Data excerpts >>
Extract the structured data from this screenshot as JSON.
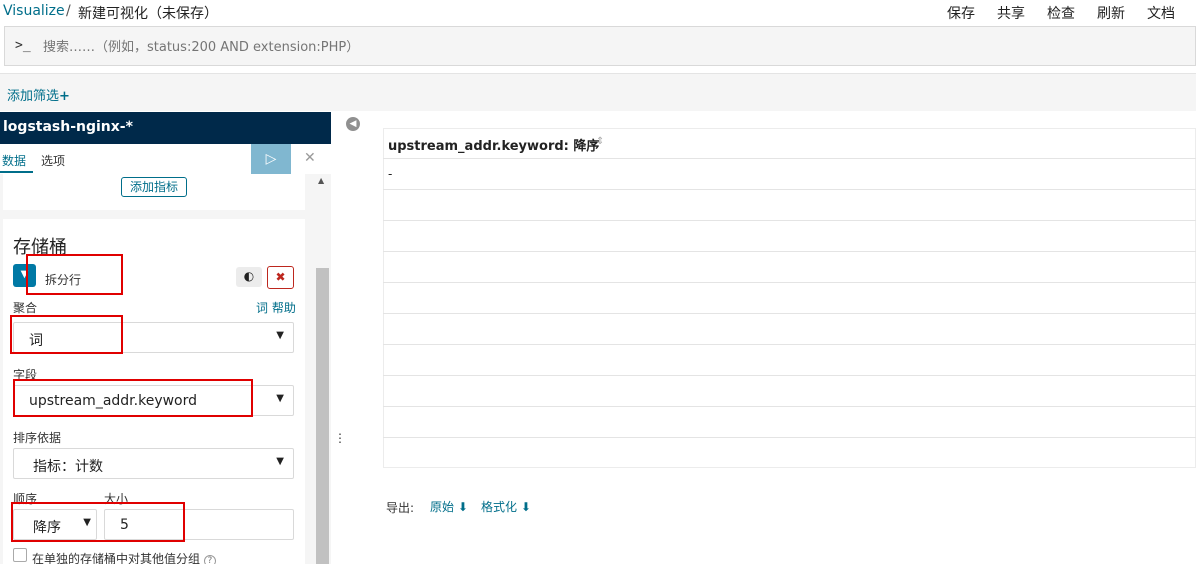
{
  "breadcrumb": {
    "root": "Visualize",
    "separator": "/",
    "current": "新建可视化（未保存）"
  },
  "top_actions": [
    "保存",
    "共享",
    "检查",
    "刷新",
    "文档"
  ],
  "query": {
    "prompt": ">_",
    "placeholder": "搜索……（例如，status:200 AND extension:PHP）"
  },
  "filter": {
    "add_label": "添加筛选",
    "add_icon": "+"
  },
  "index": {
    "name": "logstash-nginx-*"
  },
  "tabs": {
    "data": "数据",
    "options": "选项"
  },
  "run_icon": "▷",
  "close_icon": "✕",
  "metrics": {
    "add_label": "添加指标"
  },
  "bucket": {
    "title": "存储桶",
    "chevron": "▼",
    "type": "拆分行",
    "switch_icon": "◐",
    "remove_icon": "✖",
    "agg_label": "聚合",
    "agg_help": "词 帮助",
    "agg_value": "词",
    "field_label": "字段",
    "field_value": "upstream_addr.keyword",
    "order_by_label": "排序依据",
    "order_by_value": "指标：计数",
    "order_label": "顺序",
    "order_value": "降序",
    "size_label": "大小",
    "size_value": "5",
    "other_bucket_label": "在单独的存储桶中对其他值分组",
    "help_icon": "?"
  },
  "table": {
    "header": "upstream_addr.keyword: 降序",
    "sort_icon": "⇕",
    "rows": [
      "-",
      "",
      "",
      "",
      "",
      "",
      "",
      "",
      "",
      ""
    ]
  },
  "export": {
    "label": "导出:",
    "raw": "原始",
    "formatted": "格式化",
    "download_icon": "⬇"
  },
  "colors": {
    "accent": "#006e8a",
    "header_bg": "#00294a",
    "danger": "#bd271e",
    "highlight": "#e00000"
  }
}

Directions >>
Transcribe the records above exactly as they appear, leaving out any pictures.

Result below >>
Extract the structured data from this screenshot as JSON.
{
  "breadcrumb": {
    "root": "Visualize",
    "separator": "/",
    "current": "新建可视化（未保存）"
  },
  "top_actions": [
    "保存",
    "共享",
    "检查",
    "刷新",
    "文档"
  ],
  "query": {
    "prompt": ">_",
    "placeholder": "搜索……（例如，status:200 AND extension:PHP）"
  },
  "filter": {
    "add_label": "添加筛选",
    "add_icon": "+"
  },
  "index": {
    "name": "logstash-nginx-*"
  },
  "tabs": {
    "data": "数据",
    "options": "选项"
  },
  "run_icon": "▷",
  "close_icon": "✕",
  "metrics": {
    "add_label": "添加指标"
  },
  "bucket": {
    "title": "存储桶",
    "chevron": "▼",
    "type": "拆分行",
    "switch_icon": "◐",
    "remove_icon": "✖",
    "agg_label": "聚合",
    "agg_help": "词 帮助",
    "agg_value": "词",
    "field_label": "字段",
    "field_value": "upstream_addr.keyword",
    "order_by_label": "排序依据",
    "order_by_value": "指标：计数",
    "order_label": "顺序",
    "order_value": "降序",
    "size_label": "大小",
    "size_value": "5",
    "other_bucket_label": "在单独的存储桶中对其他值分组",
    "help_icon": "?"
  },
  "table": {
    "header": "upstream_addr.keyword: 降序",
    "sort_icon": "⇕",
    "rows": [
      "-",
      "",
      "",
      "",
      "",
      "",
      "",
      "",
      "",
      ""
    ]
  },
  "export": {
    "label": "导出:",
    "raw": "原始",
    "formatted": "格式化",
    "download_icon": "⬇"
  },
  "colors": {
    "accent": "#006e8a",
    "header_bg": "#00294a",
    "danger": "#bd271e",
    "highlight": "#e00000"
  }
}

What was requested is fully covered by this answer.